Brief
Find all the lines with "JSON" and gather them.

===

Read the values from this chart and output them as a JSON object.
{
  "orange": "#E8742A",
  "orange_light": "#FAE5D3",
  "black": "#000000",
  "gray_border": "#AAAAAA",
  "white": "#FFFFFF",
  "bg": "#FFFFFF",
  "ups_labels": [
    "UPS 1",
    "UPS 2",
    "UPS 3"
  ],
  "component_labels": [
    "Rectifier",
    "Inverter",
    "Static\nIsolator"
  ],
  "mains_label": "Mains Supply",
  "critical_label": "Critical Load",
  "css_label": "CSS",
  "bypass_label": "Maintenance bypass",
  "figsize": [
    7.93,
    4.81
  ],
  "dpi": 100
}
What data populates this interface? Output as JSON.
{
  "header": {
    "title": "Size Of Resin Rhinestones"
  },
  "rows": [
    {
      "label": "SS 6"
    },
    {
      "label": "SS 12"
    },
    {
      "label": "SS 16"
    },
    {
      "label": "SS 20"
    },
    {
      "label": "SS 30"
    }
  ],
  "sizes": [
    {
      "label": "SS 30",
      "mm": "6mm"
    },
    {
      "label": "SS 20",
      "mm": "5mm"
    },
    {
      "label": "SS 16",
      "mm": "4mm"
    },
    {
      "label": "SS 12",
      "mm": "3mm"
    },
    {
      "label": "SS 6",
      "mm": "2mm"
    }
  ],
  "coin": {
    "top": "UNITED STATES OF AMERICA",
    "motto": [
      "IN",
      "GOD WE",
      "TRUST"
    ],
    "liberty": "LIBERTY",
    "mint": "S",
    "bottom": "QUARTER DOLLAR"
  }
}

===

Exercise solution
Read the values from this chart and output them as a JSON object.
What data populates this interface? Output as JSON.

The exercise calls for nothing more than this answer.